> What you have to do
Each line that holds the word "this" is to be identified and copied.

· · ·

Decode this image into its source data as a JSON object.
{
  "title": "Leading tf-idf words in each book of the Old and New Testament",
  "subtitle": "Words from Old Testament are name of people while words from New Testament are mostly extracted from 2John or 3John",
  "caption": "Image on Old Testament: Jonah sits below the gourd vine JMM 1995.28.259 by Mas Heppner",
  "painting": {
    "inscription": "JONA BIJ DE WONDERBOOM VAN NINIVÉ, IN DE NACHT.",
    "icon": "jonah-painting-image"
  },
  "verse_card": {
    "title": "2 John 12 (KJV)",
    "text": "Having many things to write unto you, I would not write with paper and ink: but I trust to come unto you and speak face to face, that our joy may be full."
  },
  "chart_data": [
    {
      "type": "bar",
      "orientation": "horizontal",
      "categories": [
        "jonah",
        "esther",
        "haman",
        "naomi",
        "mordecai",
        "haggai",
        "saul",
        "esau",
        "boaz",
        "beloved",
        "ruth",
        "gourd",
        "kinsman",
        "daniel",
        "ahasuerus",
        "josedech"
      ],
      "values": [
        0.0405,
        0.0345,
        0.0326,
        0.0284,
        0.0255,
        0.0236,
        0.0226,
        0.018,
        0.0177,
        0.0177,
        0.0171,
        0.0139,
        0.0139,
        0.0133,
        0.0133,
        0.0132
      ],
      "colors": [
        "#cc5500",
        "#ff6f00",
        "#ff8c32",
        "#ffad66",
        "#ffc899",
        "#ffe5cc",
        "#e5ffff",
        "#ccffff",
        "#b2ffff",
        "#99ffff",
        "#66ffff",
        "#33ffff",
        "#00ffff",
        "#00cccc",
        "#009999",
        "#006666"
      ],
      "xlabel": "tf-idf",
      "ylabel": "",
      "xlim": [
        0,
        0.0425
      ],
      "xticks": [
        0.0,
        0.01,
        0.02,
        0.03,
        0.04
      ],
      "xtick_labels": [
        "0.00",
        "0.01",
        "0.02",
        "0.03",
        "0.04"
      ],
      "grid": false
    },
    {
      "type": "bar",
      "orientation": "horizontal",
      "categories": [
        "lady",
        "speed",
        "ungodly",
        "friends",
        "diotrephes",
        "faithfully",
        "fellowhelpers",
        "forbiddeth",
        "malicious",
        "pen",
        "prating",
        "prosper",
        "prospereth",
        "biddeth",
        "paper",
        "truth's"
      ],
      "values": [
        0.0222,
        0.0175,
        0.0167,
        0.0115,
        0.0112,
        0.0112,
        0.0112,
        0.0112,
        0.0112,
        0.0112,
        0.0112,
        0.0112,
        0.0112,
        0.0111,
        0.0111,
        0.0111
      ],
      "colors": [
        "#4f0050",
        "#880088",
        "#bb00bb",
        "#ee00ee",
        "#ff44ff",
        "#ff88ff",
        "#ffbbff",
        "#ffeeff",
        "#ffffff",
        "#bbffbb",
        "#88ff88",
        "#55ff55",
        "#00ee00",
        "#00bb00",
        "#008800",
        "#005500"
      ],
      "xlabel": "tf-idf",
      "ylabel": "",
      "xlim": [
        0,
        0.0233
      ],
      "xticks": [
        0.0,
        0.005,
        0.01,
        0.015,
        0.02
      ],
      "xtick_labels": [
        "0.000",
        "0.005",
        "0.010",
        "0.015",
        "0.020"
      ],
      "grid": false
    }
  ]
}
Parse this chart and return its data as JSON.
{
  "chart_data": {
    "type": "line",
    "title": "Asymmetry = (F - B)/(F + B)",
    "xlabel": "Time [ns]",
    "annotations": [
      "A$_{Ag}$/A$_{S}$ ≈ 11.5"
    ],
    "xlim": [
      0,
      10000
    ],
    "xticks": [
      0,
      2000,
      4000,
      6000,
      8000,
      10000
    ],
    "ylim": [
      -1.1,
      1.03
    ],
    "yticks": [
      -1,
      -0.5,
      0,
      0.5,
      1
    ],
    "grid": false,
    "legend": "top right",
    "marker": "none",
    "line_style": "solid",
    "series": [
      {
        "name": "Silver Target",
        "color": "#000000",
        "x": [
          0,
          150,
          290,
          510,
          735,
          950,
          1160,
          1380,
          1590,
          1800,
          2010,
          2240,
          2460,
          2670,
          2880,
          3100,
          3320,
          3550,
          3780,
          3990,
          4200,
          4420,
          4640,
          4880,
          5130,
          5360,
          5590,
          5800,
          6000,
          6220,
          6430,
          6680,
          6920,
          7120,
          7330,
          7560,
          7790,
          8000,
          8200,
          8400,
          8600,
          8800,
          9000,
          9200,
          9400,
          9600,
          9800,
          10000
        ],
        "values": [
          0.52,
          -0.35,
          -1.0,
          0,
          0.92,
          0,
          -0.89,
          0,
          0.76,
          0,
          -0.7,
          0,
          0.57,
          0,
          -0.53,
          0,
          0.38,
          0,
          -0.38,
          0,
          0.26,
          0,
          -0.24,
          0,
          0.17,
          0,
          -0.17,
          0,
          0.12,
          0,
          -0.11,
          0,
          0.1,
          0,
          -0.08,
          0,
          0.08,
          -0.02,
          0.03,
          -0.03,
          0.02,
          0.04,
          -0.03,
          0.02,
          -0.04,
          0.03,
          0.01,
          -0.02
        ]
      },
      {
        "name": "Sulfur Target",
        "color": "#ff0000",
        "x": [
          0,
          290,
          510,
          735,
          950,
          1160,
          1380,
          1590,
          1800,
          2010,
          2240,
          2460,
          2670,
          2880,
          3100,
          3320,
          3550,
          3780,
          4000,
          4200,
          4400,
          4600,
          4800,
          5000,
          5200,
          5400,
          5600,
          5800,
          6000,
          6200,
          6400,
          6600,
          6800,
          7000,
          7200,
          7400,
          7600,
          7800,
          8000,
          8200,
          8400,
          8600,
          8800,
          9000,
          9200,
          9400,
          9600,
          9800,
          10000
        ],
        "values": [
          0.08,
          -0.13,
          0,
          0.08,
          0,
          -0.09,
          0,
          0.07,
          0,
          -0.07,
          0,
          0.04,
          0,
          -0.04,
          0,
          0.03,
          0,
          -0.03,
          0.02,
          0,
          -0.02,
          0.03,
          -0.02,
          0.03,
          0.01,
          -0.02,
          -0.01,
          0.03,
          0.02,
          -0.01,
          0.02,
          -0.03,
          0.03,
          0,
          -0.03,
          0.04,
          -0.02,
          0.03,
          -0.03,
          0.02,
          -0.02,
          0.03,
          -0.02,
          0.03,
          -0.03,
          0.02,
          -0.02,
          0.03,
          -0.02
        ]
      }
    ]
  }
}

· · ·

> Worked answer
Decode this image into its source data as a JSON object.
Parse this chart and return its data as JSON.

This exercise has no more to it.